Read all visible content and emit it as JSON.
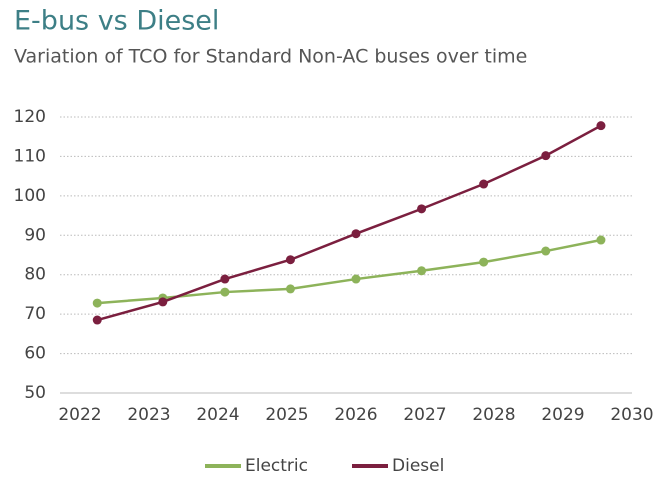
{
  "chart_data": {
    "type": "line",
    "title": "E-bus vs Diesel",
    "subtitle": "Variation of TCO for Standard Non-AC buses over time",
    "xlim": [
      2022,
      2030
    ],
    "xticks": [
      2022,
      2023,
      2024,
      2025,
      2026,
      2027,
      2028,
      2029,
      2030
    ],
    "ylim": [
      50,
      120
    ],
    "yticks": [
      50,
      60,
      70,
      80,
      90,
      100,
      110,
      120
    ],
    "grid": true,
    "legend": "bottom",
    "series": [
      {
        "name": "Electric",
        "color": "#8db35a",
        "x": [
          2022.25,
          2023.2,
          2024.1,
          2025.05,
          2026.0,
          2026.95,
          2027.85,
          2028.75,
          2029.55
        ],
        "values": [
          72.8,
          74.1,
          75.6,
          76.4,
          78.9,
          81.0,
          83.2,
          86.0,
          88.8
        ]
      },
      {
        "name": "Diesel",
        "color": "#7b1f3f",
        "x": [
          2022.25,
          2023.2,
          2024.1,
          2025.05,
          2026.0,
          2026.95,
          2027.85,
          2028.75,
          2029.55
        ],
        "values": [
          68.5,
          73.1,
          78.9,
          83.8,
          90.4,
          96.7,
          103.0,
          110.2,
          117.8
        ]
      }
    ]
  }
}
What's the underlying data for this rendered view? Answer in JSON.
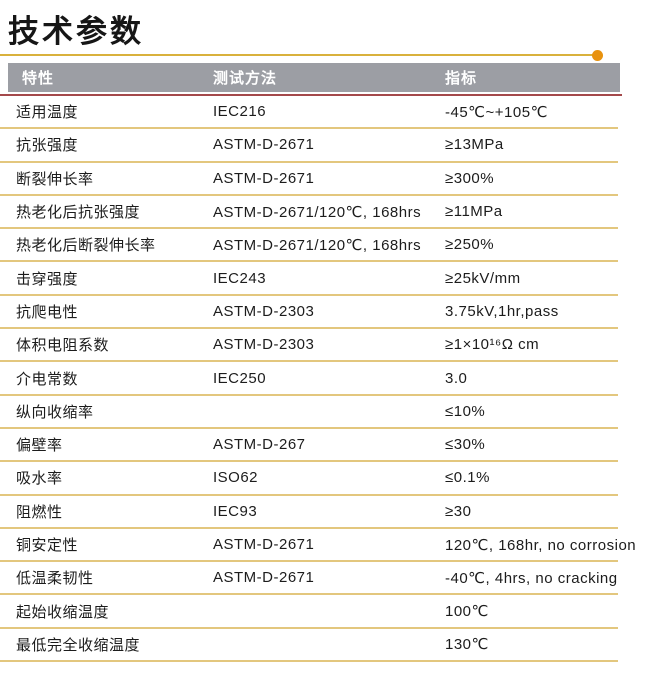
{
  "page": {
    "title": "技术参数"
  },
  "colors": {
    "header-gray": "#9c9ea4",
    "rule-gold": "#d9b13c",
    "dot-orange": "#e8920e",
    "line-red": "#a4494b",
    "sep-gold": "#e3c77e",
    "text-dark": "#1c1c1c"
  },
  "table": {
    "headers": [
      {
        "key": "property",
        "label": "特性"
      },
      {
        "key": "method",
        "label": "测试方法"
      },
      {
        "key": "value",
        "label": "指标"
      }
    ],
    "rows": [
      {
        "property": "适用温度",
        "method": "IEC216",
        "value": "-45℃~+105℃"
      },
      {
        "property": "抗张强度",
        "method": "ASTM-D-2671",
        "value": "≥13MPa"
      },
      {
        "property": "断裂伸长率",
        "method": "ASTM-D-2671",
        "value": "≥300%"
      },
      {
        "property": "热老化后抗张强度",
        "method": "ASTM-D-2671/120℃, 168hrs",
        "value": "≥11MPa"
      },
      {
        "property": "热老化后断裂伸长率",
        "method": "ASTM-D-2671/120℃, 168hrs",
        "value": "≥250%"
      },
      {
        "property": "击穿强度",
        "method": "IEC243",
        "value": "≥25kV/mm"
      },
      {
        "property": "抗爬电性",
        "method": "ASTM-D-2303",
        "value": "3.75kV,1hr,pass"
      },
      {
        "property": "体积电阻系数",
        "method": "ASTM-D-2303",
        "value": "≥1×10¹⁶Ω cm"
      },
      {
        "property": "介电常数",
        "method": "IEC250",
        "value": "3.0"
      },
      {
        "property": "纵向收缩率",
        "method": "",
        "value": "≤10%"
      },
      {
        "property": "偏壁率",
        "method": "ASTM-D-267",
        "value": "≤30%"
      },
      {
        "property": "吸水率",
        "method": "ISO62",
        "value": "≤0.1%"
      },
      {
        "property": "阻燃性",
        "method": "IEC93",
        "value": "≥30"
      },
      {
        "property": "铜安定性",
        "method": "ASTM-D-2671",
        "value": "120℃, 168hr, no corrosion"
      },
      {
        "property": "低温柔韧性",
        "method": "ASTM-D-2671",
        "value": "-40℃, 4hrs, no cracking"
      },
      {
        "property": "起始收缩温度",
        "method": "",
        "value": "100℃"
      },
      {
        "property": "最低完全收缩温度",
        "method": "",
        "value": "130℃"
      }
    ]
  }
}
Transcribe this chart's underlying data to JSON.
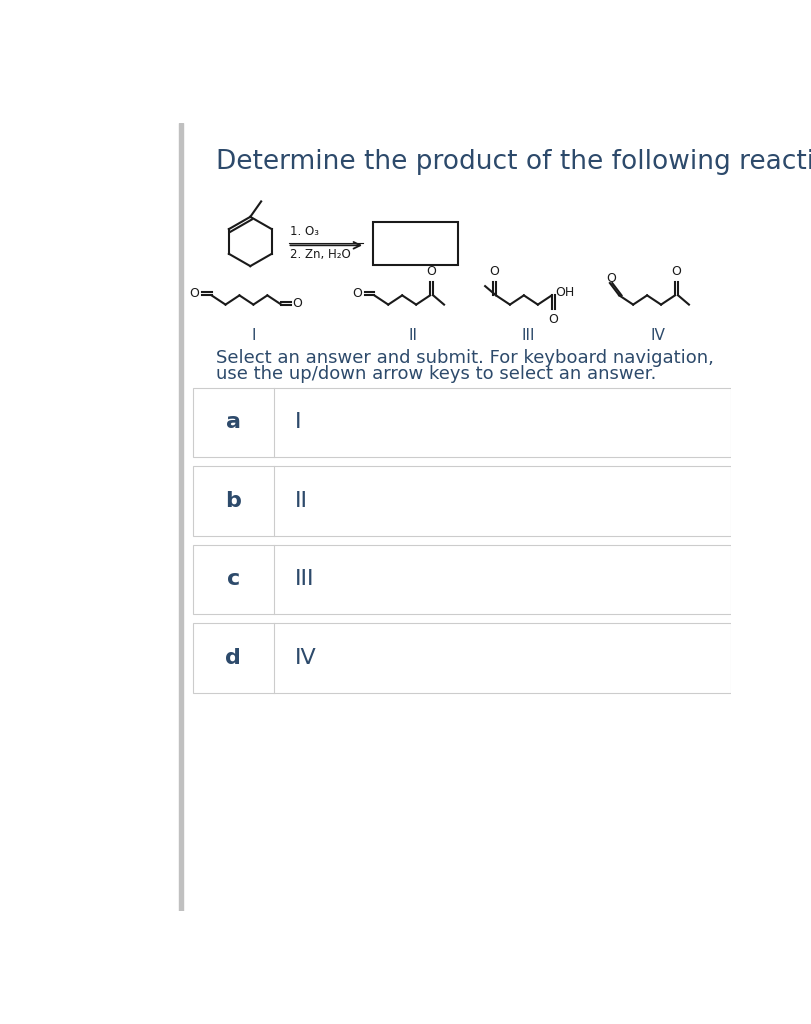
{
  "title": "Determine the product of the following reaction",
  "title_color": "#2d4a6b",
  "title_fontsize": 19,
  "bg_color": "#ffffff",
  "reaction_conditions_1": "1. O₃",
  "reaction_conditions_2": "2. Zn, H₂O",
  "answer_options": [
    {
      "label": "a",
      "value": "I"
    },
    {
      "label": "b",
      "value": "II"
    },
    {
      "label": "c",
      "value": "III"
    },
    {
      "label": "d",
      "value": "IV"
    }
  ],
  "select_text_1": "Select an answer and submit. For keyboard navigation,",
  "select_text_2": "use the up/down arrow keys to select an answer.",
  "text_color": "#2d4a6b",
  "border_color": "#cccccc",
  "line_color": "#1a1a1a",
  "left_bar_color": "#c0c0c0",
  "roman_labels": [
    "I",
    "II",
    "III",
    "IV"
  ],
  "select_fontsize": 13,
  "option_label_fontsize": 16,
  "option_value_fontsize": 16
}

******************************

» **GIVEN REQUEST**: Copy every record above exactly, leaving out the pictures.

» **THE OUTPUT**:
Read all visible content and emit it as JSON.
{
  "chart_data": {
    "type": "line",
    "title": "E-bus vs Diesel",
    "subtitle": "Variation of TCO for Standard Non-AC buses over time",
    "xlim": [
      2022,
      2030
    ],
    "xticks": [
      2022,
      2023,
      2024,
      2025,
      2026,
      2027,
      2028,
      2029,
      2030
    ],
    "ylim": [
      50,
      120
    ],
    "yticks": [
      50,
      60,
      70,
      80,
      90,
      100,
      110,
      120
    ],
    "grid": true,
    "legend": "bottom",
    "series": [
      {
        "name": "Electric",
        "color": "#8db35a",
        "x": [
          2022.25,
          2023.2,
          2024.1,
          2025.05,
          2026.0,
          2026.95,
          2027.85,
          2028.75,
          2029.55
        ],
        "values": [
          72.8,
          74.1,
          75.6,
          76.4,
          78.9,
          81.0,
          83.2,
          86.0,
          88.8
        ]
      },
      {
        "name": "Diesel",
        "color": "#7b1f3f",
        "x": [
          2022.25,
          2023.2,
          2024.1,
          2025.05,
          2026.0,
          2026.95,
          2027.85,
          2028.75,
          2029.55
        ],
        "values": [
          68.5,
          73.1,
          78.9,
          83.8,
          90.4,
          96.7,
          103.0,
          110.2,
          117.8
        ]
      }
    ]
  }
}
What's the underlying data for this rendered view? Answer in JSON.
{
  "page": {
    "title": "技术参数"
  },
  "colors": {
    "header-gray": "#9c9ea4",
    "rule-gold": "#d9b13c",
    "dot-orange": "#e8920e",
    "line-red": "#a4494b",
    "sep-gold": "#e3c77e",
    "text-dark": "#1c1c1c"
  },
  "table": {
    "headers": [
      {
        "key": "property",
        "label": "特性"
      },
      {
        "key": "method",
        "label": "测试方法"
      },
      {
        "key": "value",
        "label": "指标"
      }
    ],
    "rows": [
      {
        "property": "适用温度",
        "method": "IEC216",
        "value": "-45℃~+105℃"
      },
      {
        "property": "抗张强度",
        "method": "ASTM-D-2671",
        "value": "≥13MPa"
      },
      {
        "property": "断裂伸长率",
        "method": "ASTM-D-2671",
        "value": "≥300%"
      },
      {
        "property": "热老化后抗张强度",
        "method": "ASTM-D-2671/120℃, 168hrs",
        "value": "≥11MPa"
      },
      {
        "property": "热老化后断裂伸长率",
        "method": "ASTM-D-2671/120℃, 168hrs",
        "value": "≥250%"
      },
      {
        "property": "击穿强度",
        "method": "IEC243",
        "value": "≥25kV/mm"
      },
      {
        "property": "抗爬电性",
        "method": "ASTM-D-2303",
        "value": "3.75kV,1hr,pass"
      },
      {
        "property": "体积电阻系数",
        "method": "ASTM-D-2303",
        "value": "≥1×10¹⁶Ω cm"
      },
      {
        "property": "介电常数",
        "method": "IEC250",
        "value": "3.0"
      },
      {
        "property": "纵向收缩率",
        "method": "",
        "value": "≤10%"
      },
      {
        "property": "偏壁率",
        "method": "ASTM-D-267",
        "value": "≤30%"
      },
      {
        "property": "吸水率",
        "method": "ISO62",
        "value": "≤0.1%"
      },
      {
        "property": "阻燃性",
        "method": "IEC93",
        "value": "≥30"
      },
      {
        "property": "铜安定性",
        "method": "ASTM-D-2671",
        "value": "120℃, 168hr, no corrosion"
      },
      {
        "property": "低温柔韧性",
        "method": "ASTM-D-2671",
        "value": "-40℃, 4hrs, no cracking"
      },
      {
        "property": "起始收缩温度",
        "method": "",
        "value": "100℃"
      },
      {
        "property": "最低完全收缩温度",
        "method": "",
        "value": "130℃"
      }
    ]
  }
}
Transcribe this chart's underlying data to JSON.
{
  "title": "Determine the product of the following reaction",
  "title_color": "#2d4a6b",
  "title_fontsize": 19,
  "bg_color": "#ffffff",
  "reaction_conditions_1": "1. O₃",
  "reaction_conditions_2": "2. Zn, H₂O",
  "answer_options": [
    {
      "label": "a",
      "value": "I"
    },
    {
      "label": "b",
      "value": "II"
    },
    {
      "label": "c",
      "value": "III"
    },
    {
      "label": "d",
      "value": "IV"
    }
  ],
  "select_text_1": "Select an answer and submit. For keyboard navigation,",
  "select_text_2": "use the up/down arrow keys to select an answer.",
  "text_color": "#2d4a6b",
  "border_color": "#cccccc",
  "line_color": "#1a1a1a",
  "left_bar_color": "#c0c0c0",
  "roman_labels": [
    "I",
    "II",
    "III",
    "IV"
  ],
  "select_fontsize": 13,
  "option_label_fontsize": 16,
  "option_value_fontsize": 16
}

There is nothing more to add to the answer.